— START Input material —
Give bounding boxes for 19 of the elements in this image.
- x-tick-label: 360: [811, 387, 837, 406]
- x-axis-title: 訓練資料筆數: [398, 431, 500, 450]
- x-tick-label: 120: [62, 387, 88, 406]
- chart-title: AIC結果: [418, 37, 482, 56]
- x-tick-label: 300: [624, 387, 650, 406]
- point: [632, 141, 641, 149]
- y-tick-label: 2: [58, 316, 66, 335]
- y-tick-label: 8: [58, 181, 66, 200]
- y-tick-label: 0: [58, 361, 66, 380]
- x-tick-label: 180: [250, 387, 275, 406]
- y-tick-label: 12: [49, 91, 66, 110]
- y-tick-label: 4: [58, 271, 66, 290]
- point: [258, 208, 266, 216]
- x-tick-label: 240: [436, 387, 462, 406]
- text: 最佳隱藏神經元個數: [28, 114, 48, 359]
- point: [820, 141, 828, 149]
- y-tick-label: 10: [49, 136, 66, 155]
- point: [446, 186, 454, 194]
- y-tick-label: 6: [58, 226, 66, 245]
— END Input material —
Copy every line of the records above, word for word and in the same order.

Give bounding boxes for 19 of the elements in this image.
- x-tick-label: 360: [811, 387, 837, 406]
- x-axis-title: 訓練資料筆數: [398, 431, 500, 450]
- x-tick-label: 120: [62, 387, 88, 406]
- chart-title: AIC結果: [418, 37, 482, 56]
- x-tick-label: 300: [624, 387, 650, 406]
- point: [632, 141, 641, 149]
- y-tick-label: 2: [58, 316, 66, 335]
- y-tick-label: 8: [58, 181, 66, 200]
- y-tick-label: 0: [58, 361, 66, 380]
- x-tick-label: 180: [250, 387, 275, 406]
- y-tick-label: 12: [49, 91, 66, 110]
- y-tick-label: 4: [58, 271, 66, 290]
- point: [258, 208, 266, 216]
- x-tick-label: 240: [436, 387, 462, 406]
- text: 最佳隱藏神經元個數: [28, 114, 48, 359]
- point: [820, 141, 828, 149]
- y-tick-label: 10: [49, 136, 66, 155]
- point: [446, 186, 454, 194]
- y-tick-label: 6: [58, 226, 66, 245]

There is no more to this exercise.